### Records for the task ###

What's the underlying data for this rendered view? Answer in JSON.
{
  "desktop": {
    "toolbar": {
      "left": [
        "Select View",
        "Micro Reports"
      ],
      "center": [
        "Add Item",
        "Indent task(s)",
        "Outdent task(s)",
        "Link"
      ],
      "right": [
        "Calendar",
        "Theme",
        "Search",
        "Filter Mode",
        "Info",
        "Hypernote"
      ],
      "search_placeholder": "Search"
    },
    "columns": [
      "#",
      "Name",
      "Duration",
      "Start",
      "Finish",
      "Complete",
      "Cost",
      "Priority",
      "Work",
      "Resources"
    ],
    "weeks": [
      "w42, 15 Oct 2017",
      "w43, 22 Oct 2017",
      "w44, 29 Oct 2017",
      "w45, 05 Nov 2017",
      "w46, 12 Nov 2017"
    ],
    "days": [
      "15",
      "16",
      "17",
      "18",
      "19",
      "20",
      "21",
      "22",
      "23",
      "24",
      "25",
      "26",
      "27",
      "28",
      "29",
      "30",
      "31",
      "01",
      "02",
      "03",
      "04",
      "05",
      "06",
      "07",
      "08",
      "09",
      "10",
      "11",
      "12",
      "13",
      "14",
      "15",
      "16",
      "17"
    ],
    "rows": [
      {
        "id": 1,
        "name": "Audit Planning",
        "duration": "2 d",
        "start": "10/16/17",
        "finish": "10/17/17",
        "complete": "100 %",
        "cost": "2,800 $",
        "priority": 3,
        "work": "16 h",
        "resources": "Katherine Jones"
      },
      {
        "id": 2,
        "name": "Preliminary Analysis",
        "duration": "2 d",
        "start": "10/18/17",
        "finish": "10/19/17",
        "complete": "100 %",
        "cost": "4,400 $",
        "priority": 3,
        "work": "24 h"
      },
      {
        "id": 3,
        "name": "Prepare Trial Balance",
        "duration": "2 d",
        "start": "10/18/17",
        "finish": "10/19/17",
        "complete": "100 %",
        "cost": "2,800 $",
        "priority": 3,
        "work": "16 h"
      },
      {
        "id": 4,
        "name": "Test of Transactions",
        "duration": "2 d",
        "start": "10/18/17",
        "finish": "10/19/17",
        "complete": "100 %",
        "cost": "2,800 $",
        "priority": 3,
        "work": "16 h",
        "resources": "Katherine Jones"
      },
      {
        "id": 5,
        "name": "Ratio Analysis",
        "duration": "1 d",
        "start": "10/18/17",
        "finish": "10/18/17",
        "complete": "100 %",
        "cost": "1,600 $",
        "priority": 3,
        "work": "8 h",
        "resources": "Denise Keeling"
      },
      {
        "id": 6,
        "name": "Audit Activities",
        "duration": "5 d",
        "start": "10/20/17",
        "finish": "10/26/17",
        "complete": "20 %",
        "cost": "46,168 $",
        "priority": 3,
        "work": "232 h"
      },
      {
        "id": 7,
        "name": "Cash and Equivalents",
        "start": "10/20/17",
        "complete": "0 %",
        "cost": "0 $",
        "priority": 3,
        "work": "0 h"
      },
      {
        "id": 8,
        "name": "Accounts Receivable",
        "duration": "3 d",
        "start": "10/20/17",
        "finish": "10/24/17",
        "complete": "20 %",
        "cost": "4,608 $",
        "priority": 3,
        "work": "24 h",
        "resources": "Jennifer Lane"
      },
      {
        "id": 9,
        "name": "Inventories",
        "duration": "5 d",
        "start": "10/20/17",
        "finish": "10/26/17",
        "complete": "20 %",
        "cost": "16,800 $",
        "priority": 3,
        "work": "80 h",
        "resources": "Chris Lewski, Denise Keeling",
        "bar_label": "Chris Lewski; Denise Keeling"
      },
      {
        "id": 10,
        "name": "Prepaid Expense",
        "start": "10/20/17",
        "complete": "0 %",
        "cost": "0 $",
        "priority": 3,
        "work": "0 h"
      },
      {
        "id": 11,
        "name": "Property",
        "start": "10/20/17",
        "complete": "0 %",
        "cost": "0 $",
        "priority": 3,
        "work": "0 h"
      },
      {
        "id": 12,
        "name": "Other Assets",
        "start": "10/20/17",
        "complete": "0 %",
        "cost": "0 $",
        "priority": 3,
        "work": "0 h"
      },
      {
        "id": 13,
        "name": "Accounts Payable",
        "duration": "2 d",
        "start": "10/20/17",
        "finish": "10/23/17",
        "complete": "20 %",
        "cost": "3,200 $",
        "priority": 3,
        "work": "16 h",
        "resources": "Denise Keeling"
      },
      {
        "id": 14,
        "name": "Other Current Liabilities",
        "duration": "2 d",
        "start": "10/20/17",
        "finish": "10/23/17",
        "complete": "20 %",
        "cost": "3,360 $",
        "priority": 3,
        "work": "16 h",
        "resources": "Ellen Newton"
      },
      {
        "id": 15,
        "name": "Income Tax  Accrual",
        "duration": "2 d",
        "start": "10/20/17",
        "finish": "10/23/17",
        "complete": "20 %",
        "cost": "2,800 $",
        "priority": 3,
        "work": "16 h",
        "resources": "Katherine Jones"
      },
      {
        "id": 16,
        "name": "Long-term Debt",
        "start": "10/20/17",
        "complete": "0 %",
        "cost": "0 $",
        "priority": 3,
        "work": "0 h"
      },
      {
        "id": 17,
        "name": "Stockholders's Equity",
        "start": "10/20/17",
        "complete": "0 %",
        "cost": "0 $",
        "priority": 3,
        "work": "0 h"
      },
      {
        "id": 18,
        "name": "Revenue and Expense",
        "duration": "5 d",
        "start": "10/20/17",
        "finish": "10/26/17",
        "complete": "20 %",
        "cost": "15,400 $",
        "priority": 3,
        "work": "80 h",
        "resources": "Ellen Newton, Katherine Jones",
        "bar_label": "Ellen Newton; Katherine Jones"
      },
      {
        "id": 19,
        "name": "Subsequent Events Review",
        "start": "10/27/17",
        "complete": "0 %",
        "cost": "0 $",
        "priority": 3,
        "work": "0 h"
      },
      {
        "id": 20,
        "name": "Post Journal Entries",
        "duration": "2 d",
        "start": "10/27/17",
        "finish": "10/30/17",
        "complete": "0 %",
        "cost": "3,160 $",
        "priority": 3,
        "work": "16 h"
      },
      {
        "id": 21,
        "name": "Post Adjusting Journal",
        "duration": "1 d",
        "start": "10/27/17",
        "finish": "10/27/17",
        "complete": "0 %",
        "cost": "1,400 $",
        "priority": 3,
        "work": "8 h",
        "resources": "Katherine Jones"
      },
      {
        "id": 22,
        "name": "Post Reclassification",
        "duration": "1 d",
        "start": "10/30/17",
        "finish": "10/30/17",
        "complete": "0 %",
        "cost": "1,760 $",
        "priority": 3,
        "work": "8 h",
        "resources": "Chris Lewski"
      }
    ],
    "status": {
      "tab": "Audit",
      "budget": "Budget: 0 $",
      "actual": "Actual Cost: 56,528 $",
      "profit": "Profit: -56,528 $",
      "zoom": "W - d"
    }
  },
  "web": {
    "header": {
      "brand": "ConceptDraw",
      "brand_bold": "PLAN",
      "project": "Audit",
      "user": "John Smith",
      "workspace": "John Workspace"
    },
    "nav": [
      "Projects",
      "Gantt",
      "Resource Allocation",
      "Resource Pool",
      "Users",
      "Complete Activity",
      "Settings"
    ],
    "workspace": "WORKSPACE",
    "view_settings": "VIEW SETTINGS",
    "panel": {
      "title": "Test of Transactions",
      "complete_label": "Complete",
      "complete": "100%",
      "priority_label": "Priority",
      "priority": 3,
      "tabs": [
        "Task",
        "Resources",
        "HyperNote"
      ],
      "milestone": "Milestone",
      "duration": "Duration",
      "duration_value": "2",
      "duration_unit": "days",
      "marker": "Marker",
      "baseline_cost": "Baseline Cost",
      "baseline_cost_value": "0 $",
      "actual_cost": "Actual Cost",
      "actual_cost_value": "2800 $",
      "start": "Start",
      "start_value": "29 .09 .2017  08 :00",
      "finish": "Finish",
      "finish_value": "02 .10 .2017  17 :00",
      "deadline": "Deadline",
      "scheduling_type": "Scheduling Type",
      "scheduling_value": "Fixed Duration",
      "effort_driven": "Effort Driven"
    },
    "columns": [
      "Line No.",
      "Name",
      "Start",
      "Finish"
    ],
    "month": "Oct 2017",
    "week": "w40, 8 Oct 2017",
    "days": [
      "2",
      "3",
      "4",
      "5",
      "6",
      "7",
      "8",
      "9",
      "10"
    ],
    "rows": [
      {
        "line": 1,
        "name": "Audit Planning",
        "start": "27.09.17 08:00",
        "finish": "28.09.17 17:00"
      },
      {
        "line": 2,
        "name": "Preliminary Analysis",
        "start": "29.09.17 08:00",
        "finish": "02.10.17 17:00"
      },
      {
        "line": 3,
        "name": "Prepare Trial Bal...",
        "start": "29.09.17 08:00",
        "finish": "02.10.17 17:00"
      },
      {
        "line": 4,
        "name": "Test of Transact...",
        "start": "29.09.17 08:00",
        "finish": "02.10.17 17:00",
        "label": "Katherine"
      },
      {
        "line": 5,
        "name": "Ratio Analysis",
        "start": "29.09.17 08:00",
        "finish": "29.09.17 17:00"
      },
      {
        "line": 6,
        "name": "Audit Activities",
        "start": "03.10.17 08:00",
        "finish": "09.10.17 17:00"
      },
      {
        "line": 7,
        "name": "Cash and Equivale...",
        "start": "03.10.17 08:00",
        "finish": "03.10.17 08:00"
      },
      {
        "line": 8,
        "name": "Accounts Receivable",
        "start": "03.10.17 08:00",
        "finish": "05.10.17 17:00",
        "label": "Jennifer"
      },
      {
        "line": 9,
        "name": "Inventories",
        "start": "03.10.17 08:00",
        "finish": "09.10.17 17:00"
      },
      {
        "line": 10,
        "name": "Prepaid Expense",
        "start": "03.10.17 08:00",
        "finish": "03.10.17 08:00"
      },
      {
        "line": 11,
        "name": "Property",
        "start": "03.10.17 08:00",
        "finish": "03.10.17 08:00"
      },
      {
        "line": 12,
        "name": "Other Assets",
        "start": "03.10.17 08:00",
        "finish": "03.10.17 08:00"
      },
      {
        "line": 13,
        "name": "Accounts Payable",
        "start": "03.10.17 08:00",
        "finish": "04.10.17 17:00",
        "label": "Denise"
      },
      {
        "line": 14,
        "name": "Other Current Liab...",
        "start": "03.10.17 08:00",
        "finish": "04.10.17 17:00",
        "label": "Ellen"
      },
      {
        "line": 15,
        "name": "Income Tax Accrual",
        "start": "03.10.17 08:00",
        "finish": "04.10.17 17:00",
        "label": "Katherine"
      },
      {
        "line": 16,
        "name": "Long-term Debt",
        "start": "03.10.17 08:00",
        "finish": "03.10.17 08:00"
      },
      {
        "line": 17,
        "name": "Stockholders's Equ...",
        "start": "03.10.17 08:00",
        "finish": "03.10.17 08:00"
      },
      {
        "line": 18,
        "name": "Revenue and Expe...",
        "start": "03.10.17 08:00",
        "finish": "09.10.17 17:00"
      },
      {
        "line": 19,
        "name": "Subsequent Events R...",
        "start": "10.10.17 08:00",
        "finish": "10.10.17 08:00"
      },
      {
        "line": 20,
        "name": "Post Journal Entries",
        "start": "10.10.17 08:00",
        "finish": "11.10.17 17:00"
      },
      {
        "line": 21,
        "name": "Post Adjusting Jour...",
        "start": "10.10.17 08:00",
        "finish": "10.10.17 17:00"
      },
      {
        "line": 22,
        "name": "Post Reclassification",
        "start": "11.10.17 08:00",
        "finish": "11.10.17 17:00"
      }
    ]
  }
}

###

**Directions for this task:** Select every line in the records above that contains the word "Cash".

**Answer for the task:**
        "name": "Cash and Equivalents",
        "name": "Cash and Equivale...",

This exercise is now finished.